==== Records supplied ====

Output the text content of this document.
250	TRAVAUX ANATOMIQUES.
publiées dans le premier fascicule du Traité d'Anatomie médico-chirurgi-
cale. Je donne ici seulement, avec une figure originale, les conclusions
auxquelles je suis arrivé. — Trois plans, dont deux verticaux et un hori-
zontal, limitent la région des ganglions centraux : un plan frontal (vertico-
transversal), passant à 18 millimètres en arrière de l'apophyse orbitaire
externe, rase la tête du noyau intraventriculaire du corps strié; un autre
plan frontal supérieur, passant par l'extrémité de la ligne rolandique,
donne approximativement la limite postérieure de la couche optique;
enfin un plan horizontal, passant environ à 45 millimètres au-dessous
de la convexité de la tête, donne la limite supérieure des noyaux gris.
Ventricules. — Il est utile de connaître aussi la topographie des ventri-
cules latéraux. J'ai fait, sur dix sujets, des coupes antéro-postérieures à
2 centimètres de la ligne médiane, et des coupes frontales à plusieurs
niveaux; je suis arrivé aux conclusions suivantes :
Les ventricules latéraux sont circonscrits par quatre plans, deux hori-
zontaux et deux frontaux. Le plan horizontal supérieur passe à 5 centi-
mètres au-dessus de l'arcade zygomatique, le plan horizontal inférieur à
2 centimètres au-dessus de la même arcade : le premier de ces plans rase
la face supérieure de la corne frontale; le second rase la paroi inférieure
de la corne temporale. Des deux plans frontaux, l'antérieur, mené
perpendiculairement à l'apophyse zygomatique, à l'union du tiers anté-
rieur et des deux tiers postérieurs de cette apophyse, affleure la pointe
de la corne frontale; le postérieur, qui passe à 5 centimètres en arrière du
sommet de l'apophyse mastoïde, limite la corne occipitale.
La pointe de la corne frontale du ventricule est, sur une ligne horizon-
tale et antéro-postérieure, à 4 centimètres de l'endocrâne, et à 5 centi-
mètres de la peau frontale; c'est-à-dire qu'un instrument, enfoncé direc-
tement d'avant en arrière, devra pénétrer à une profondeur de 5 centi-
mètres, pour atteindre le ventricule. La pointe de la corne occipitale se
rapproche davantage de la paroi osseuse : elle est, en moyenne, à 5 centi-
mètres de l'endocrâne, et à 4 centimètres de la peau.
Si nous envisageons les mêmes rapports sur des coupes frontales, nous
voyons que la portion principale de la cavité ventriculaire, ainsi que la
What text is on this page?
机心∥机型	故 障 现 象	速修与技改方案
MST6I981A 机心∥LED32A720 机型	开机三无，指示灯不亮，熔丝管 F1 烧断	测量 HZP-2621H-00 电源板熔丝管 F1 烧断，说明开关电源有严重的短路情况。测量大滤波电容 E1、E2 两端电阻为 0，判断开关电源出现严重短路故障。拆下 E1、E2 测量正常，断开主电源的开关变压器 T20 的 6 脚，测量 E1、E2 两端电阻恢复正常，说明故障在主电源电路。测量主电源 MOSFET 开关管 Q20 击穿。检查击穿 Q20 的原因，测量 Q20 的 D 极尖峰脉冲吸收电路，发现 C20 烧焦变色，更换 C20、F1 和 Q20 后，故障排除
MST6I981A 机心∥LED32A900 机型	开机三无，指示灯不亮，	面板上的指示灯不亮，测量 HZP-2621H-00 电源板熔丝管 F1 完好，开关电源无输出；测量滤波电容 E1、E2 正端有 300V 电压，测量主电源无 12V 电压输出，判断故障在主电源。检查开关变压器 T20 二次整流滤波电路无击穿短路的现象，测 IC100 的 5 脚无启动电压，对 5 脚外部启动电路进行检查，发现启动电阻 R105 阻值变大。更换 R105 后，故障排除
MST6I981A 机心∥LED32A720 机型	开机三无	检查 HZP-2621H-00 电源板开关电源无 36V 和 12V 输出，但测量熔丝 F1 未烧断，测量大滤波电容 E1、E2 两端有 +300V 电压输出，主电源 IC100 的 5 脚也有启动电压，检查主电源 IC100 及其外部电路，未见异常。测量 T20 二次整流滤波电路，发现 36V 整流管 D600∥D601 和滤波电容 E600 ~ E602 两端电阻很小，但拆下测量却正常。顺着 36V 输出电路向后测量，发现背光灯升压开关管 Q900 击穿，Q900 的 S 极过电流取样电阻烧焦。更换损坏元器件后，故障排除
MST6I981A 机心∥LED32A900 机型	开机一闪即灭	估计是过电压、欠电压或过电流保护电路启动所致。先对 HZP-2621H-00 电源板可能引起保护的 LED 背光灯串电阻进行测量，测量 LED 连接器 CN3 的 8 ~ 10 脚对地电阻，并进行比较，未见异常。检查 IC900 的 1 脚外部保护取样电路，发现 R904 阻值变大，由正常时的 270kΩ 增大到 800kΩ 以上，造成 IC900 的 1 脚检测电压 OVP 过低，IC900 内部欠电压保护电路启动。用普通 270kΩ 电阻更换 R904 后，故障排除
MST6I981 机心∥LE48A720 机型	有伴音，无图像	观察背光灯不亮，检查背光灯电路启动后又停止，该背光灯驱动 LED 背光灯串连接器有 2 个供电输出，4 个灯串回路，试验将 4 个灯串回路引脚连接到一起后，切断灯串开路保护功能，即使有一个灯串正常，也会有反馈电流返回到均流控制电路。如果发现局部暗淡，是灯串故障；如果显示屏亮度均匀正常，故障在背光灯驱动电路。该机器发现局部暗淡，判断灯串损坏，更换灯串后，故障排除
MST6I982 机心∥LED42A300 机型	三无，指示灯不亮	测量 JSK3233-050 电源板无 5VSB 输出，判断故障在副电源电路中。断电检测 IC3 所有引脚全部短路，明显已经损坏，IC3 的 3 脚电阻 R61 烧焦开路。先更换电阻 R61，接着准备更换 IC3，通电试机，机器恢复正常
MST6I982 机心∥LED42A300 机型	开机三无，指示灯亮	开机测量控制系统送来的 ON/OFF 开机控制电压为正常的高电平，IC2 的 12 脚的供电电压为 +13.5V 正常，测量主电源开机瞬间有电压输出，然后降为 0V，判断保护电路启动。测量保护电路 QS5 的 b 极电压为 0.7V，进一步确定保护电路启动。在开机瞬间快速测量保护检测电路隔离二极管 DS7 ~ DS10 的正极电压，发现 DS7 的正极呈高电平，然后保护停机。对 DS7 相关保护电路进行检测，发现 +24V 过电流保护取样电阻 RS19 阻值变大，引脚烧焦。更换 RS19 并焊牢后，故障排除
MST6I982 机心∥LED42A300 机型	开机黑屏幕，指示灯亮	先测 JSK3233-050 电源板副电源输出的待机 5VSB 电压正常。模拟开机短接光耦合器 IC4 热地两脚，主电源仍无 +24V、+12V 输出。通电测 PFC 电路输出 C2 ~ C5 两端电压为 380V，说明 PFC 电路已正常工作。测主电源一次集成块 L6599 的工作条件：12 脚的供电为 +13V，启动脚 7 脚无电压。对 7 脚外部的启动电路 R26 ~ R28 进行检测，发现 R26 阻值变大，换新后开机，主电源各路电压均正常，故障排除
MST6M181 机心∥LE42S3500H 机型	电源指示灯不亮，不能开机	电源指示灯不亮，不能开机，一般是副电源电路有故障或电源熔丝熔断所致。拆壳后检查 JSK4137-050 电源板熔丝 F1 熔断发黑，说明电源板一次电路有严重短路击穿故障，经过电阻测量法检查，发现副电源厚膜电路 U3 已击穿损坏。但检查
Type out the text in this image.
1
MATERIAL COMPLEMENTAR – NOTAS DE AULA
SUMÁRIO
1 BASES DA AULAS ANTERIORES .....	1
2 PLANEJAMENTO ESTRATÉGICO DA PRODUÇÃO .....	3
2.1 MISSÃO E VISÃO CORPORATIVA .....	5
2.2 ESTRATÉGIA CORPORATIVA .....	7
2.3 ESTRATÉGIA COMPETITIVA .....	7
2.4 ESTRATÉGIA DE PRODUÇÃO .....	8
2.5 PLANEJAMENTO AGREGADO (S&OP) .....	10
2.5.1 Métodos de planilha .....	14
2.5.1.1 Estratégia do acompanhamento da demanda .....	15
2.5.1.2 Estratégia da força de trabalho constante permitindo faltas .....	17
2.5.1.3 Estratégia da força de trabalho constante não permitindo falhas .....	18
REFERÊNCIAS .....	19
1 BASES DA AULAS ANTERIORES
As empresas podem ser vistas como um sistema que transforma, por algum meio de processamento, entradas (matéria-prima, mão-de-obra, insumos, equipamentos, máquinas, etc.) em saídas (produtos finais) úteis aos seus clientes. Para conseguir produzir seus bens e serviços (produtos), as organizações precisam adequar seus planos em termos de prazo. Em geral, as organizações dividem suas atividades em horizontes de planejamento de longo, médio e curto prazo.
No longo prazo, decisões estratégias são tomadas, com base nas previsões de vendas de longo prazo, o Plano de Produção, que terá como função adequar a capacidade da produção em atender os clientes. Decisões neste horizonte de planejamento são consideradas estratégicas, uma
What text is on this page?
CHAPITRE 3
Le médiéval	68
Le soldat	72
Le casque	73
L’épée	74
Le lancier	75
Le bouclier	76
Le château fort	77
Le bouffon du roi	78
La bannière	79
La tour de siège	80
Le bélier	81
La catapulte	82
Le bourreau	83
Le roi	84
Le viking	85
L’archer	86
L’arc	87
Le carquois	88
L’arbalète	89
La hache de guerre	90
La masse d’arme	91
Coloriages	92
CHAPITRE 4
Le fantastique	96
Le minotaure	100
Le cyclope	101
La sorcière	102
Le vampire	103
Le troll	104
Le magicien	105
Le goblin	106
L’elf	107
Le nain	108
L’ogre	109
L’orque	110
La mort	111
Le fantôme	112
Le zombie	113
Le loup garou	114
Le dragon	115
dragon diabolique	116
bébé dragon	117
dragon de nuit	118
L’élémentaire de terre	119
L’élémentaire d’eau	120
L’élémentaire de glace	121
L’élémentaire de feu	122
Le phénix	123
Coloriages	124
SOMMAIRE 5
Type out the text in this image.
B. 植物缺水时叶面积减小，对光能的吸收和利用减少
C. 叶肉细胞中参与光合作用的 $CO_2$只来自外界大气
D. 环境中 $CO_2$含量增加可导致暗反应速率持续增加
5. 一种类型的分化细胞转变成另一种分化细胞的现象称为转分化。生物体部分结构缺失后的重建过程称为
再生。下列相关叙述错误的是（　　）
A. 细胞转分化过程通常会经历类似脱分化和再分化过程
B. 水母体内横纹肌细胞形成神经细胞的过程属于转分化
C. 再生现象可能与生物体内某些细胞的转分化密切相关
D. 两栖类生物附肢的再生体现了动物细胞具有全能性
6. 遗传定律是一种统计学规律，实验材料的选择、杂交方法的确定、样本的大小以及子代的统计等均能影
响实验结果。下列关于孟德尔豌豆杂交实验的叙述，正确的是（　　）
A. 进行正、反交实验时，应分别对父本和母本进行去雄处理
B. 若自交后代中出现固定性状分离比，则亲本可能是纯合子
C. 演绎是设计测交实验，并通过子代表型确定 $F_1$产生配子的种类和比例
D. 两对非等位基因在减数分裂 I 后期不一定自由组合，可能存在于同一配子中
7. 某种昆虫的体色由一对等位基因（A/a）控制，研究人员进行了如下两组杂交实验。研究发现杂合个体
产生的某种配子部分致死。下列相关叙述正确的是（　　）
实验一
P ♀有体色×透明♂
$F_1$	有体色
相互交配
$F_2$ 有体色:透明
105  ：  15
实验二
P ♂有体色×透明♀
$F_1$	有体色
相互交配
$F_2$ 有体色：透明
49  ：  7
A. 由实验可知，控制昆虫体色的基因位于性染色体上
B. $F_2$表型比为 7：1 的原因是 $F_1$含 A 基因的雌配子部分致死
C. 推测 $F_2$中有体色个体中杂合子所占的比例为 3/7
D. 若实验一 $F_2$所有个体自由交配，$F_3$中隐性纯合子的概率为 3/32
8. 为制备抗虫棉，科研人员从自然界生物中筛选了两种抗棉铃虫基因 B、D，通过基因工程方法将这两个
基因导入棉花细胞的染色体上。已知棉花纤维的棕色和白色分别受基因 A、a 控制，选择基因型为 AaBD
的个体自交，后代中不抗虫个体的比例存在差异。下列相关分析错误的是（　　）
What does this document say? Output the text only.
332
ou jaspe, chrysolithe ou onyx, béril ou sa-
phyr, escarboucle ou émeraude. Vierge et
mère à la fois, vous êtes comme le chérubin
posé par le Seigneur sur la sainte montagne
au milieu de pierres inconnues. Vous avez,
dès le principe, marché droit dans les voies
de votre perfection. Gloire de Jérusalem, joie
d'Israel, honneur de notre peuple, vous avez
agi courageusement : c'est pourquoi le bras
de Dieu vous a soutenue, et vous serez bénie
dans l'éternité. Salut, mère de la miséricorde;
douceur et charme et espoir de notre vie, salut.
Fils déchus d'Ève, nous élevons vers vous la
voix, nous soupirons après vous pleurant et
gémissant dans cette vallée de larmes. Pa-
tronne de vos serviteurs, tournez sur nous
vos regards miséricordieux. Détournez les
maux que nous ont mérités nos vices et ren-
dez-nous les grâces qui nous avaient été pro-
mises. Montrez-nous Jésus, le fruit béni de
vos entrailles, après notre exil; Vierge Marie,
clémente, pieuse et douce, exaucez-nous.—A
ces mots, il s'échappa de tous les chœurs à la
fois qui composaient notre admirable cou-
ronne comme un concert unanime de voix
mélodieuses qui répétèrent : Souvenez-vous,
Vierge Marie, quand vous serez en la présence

====

• _Given task_: Identify each line holding the string "après", and copy it out.

• _Correct output_:
voix, nous soupirons après vous pleurant et
vos entrailles, après notre exil; Vierge Marie,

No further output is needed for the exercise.